### Short exercise
From the records, pick out and copy each line containing "xlabel".

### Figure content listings
:::::
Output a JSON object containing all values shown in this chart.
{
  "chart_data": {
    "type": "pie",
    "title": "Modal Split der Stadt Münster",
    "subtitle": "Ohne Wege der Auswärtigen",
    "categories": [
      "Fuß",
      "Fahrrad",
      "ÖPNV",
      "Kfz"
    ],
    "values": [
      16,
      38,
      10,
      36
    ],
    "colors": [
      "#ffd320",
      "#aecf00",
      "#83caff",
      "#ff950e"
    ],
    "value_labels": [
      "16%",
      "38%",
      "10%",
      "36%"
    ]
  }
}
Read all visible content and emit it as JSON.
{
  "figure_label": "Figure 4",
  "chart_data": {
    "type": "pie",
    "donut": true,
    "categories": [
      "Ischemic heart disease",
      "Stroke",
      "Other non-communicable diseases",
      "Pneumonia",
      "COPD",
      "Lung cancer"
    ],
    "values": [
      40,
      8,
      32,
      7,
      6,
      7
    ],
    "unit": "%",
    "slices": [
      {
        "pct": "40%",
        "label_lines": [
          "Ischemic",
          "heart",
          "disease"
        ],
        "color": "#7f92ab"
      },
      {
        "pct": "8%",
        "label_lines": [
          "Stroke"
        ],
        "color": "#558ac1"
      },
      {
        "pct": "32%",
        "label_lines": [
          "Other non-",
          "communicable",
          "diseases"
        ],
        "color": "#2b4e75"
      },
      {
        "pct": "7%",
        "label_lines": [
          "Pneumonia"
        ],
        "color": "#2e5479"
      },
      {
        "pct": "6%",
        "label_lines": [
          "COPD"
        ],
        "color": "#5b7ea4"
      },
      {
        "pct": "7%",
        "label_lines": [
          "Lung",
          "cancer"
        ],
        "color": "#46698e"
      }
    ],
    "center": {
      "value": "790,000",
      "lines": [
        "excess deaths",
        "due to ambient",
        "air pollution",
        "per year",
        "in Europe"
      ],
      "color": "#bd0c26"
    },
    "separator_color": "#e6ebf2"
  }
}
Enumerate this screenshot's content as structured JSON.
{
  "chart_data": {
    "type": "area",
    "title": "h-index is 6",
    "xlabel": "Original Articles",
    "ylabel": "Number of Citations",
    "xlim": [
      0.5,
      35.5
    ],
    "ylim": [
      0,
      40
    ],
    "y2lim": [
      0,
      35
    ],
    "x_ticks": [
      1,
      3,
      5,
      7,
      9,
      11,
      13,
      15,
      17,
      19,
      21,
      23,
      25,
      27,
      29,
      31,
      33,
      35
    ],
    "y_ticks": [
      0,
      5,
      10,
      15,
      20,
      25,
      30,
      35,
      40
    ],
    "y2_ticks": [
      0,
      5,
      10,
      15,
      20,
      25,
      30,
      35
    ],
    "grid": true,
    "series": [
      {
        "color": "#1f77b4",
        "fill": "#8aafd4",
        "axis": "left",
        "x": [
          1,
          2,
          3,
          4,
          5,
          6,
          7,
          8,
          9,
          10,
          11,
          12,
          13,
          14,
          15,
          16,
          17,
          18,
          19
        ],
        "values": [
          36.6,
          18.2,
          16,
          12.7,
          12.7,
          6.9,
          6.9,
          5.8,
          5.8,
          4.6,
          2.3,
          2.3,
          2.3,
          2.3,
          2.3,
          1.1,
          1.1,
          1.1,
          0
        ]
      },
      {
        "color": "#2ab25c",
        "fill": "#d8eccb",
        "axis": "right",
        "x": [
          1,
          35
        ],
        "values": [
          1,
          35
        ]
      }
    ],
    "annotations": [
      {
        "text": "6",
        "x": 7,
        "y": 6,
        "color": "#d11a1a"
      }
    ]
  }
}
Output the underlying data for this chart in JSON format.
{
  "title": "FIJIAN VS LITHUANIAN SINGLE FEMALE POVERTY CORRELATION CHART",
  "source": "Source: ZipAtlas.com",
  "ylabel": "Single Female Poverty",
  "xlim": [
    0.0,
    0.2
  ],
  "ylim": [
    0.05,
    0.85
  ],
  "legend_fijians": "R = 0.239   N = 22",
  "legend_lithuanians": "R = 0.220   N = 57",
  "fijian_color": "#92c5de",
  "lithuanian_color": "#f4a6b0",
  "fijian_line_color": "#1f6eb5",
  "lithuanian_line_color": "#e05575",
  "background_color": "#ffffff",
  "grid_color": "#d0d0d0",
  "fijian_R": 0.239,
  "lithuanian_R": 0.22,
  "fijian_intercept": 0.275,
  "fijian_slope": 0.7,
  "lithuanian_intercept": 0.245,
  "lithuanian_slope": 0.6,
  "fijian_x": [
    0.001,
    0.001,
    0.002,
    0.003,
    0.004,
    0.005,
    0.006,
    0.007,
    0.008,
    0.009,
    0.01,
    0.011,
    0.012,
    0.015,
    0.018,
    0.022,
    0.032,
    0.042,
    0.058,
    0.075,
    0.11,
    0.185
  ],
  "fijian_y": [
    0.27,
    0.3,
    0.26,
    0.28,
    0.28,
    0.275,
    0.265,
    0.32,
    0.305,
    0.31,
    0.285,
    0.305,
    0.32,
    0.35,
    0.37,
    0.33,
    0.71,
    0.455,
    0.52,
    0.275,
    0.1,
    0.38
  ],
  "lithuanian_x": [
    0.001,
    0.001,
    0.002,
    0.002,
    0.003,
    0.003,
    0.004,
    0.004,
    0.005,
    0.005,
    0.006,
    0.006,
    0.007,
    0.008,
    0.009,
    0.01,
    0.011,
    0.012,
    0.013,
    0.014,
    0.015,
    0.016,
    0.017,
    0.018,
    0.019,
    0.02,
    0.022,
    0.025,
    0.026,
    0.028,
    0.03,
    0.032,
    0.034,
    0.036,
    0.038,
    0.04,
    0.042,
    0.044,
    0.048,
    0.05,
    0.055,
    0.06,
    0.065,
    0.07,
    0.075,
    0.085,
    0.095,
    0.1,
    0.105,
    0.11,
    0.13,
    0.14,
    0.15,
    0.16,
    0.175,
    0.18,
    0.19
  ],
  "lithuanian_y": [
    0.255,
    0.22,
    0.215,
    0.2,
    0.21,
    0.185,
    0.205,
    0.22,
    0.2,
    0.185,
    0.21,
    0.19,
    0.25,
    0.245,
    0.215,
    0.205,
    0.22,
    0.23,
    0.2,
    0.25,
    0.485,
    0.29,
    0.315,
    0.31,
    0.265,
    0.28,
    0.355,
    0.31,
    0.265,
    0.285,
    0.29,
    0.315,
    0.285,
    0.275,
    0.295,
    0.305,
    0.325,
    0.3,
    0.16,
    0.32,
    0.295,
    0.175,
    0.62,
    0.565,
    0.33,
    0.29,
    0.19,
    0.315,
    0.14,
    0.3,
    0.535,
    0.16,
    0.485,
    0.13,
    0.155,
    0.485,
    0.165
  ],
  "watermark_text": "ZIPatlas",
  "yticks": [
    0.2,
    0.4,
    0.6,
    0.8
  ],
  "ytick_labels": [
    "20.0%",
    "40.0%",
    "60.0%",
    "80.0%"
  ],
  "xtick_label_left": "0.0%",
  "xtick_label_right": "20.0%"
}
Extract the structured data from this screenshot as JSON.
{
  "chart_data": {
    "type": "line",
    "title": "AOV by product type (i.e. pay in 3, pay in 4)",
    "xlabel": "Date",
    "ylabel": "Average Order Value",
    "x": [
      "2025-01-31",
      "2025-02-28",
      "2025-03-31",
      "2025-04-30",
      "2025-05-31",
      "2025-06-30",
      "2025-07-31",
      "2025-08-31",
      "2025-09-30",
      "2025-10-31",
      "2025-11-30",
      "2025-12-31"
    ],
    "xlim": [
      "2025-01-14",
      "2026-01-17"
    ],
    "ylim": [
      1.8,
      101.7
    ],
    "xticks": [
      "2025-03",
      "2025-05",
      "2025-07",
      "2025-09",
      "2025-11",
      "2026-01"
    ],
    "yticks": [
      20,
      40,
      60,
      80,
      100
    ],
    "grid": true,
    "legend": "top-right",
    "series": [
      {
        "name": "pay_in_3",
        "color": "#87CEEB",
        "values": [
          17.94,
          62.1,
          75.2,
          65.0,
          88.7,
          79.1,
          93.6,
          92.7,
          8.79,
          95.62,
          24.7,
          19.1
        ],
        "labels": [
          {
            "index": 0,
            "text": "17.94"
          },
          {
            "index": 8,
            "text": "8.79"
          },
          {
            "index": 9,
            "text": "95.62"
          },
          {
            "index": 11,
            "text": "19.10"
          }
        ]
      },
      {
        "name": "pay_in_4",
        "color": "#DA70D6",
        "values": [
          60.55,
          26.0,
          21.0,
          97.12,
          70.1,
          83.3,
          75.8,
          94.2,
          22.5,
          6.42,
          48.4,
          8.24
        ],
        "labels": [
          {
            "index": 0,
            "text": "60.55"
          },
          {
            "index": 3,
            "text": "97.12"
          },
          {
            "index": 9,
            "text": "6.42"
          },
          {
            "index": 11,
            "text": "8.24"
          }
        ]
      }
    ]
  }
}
:::::
### Solution for this task
    "xlabel": "Original Articles",
    "xlabel": "Date",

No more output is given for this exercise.